What needs to be done: Note each line where "فرانك" appears, and copy it.

start Records supplied

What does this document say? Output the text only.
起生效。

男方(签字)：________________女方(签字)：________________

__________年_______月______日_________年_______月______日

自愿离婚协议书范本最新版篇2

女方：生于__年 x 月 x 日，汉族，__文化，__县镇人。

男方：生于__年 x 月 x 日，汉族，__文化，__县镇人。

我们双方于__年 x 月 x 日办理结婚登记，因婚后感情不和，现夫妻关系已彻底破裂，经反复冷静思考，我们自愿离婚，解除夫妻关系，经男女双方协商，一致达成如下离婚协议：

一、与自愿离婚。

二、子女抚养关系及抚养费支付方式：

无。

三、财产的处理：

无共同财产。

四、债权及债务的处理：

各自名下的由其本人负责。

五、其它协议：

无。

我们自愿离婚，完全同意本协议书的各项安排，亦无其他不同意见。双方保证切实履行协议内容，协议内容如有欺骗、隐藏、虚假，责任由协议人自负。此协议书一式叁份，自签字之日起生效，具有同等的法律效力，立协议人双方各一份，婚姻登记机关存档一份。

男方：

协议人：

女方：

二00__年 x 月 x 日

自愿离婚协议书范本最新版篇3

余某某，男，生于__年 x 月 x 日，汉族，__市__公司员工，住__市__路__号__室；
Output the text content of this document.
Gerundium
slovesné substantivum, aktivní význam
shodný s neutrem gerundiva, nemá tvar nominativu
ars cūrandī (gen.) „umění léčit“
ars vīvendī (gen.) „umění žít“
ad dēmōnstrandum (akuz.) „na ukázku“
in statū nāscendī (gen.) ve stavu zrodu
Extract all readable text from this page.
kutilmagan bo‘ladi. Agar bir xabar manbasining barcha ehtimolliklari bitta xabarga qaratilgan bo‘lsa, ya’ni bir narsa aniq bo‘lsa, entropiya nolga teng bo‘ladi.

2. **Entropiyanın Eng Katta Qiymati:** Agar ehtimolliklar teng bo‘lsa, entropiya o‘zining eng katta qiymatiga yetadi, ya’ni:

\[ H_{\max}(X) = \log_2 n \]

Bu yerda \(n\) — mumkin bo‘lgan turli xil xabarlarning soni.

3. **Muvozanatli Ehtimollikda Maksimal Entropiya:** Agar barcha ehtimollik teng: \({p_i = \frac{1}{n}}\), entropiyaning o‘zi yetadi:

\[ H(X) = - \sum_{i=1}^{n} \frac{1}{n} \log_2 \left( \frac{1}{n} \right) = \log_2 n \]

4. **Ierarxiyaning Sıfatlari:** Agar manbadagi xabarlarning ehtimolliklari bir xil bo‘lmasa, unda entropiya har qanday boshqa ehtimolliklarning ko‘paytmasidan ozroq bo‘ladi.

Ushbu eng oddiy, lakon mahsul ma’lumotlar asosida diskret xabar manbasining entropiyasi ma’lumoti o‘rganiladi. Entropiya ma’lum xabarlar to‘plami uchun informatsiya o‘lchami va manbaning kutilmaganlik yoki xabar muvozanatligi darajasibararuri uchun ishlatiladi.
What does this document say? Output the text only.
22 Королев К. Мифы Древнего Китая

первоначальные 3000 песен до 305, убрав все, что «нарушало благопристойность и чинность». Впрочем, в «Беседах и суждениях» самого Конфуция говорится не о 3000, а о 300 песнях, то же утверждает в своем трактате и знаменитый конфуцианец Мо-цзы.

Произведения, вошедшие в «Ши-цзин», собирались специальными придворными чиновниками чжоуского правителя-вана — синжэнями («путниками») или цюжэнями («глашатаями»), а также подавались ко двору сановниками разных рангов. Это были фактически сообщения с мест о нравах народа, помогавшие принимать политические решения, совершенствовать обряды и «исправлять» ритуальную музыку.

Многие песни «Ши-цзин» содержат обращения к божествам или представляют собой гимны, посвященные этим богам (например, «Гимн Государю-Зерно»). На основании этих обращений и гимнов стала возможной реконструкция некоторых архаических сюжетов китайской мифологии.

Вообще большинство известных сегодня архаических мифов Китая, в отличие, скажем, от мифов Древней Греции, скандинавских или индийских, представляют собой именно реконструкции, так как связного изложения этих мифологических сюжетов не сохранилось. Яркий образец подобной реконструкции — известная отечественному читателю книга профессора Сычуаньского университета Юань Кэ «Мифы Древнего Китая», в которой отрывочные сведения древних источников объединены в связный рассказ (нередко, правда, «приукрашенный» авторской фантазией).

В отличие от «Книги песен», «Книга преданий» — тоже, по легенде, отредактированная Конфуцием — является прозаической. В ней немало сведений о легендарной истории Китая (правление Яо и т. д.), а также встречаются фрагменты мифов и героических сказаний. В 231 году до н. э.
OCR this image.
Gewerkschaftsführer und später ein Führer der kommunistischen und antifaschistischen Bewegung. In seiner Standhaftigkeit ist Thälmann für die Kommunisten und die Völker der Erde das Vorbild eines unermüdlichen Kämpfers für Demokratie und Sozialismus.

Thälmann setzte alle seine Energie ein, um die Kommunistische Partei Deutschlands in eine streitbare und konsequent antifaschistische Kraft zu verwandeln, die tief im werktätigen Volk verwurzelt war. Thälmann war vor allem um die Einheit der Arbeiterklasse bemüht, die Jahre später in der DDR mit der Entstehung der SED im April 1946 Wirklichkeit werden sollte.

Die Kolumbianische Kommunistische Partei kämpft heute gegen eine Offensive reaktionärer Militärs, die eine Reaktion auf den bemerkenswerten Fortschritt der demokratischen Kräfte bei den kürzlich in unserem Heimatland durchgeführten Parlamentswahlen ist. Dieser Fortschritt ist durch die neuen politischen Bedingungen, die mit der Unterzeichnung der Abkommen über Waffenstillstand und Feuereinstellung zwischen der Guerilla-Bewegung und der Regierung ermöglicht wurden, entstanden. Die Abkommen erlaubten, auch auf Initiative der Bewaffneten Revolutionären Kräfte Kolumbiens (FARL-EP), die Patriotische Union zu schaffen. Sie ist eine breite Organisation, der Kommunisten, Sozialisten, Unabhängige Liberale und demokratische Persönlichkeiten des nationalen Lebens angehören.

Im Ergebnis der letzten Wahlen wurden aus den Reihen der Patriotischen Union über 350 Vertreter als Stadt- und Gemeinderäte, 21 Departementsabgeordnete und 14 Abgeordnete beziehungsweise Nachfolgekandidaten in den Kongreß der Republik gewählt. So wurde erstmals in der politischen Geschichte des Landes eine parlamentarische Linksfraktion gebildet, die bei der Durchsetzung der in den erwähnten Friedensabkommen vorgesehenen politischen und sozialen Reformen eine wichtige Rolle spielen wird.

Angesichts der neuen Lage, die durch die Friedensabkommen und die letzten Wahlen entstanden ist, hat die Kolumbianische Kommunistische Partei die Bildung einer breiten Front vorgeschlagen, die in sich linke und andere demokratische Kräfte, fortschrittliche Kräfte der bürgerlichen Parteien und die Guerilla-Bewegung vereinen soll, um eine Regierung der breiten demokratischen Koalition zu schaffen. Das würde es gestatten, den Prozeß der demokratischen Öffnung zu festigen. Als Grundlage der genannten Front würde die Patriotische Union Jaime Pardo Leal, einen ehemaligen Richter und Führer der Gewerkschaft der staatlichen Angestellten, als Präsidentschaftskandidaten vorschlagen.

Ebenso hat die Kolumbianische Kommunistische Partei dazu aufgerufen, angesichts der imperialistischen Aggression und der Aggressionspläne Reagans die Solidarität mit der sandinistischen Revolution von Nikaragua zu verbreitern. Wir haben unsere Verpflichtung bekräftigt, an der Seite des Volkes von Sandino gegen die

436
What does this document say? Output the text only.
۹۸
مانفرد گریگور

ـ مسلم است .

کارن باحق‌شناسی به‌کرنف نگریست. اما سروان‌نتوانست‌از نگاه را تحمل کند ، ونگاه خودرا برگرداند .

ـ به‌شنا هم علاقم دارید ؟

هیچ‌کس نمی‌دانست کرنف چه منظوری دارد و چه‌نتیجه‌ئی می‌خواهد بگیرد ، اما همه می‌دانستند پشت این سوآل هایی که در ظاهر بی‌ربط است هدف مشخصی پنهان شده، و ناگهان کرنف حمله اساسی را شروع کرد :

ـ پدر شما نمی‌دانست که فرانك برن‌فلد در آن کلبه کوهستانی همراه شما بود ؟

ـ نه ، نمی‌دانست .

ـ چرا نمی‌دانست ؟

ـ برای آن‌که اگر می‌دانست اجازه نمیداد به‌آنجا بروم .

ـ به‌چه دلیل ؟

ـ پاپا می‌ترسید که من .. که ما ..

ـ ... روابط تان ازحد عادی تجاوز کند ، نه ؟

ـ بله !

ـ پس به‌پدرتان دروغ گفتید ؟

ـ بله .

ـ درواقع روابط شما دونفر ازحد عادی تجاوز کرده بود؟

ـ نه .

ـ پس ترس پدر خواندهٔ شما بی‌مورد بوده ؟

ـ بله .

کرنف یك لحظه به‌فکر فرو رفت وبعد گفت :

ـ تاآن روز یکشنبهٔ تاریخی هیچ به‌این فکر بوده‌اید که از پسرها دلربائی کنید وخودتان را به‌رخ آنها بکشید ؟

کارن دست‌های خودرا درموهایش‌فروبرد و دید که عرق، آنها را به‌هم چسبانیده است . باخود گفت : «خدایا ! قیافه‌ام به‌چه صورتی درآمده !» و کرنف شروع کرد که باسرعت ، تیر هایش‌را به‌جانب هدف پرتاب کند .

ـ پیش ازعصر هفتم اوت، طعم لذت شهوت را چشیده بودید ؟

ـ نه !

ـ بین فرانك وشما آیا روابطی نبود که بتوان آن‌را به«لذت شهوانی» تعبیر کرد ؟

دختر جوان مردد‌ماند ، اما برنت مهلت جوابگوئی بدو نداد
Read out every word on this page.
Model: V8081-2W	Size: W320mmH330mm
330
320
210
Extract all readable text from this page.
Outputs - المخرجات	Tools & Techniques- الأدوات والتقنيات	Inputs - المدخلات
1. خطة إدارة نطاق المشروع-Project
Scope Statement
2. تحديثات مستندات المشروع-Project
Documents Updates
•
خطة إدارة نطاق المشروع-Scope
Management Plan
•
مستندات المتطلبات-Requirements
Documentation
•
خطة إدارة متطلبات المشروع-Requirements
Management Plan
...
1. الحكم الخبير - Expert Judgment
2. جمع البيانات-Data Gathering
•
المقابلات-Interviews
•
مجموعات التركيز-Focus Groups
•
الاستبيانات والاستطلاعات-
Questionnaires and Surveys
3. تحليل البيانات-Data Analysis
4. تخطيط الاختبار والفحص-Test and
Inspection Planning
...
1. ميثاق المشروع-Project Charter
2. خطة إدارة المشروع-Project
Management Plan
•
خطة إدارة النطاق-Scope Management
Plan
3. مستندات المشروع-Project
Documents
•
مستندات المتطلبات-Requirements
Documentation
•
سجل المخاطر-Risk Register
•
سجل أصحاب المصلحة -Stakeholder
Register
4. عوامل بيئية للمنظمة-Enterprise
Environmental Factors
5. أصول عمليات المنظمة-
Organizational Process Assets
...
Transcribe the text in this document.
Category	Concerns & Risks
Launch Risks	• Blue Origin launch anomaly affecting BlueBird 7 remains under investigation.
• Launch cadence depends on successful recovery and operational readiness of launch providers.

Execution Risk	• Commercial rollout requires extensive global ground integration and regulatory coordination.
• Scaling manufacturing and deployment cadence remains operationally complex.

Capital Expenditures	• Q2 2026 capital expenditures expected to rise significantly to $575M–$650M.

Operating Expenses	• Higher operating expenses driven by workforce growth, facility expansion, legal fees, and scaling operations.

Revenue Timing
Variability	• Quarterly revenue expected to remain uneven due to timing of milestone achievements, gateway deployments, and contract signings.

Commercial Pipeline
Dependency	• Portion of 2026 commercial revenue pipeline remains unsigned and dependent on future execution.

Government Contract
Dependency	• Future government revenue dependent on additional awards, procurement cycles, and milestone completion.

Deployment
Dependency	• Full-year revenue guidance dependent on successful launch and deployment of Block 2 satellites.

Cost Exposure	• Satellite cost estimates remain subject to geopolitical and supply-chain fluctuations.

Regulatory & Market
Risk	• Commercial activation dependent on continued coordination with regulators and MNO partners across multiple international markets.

end Records supplied

Result for this task:
ـ پدر شما نمی‌دانست که فرانك برن‌فلد در آن کلبه کوهستانی همراه شما بود ؟
ـ بین فرانك وشما آیا روابطی نبود که بتوان آن‌را به«لذت شهوانی» تعبیر کرد ؟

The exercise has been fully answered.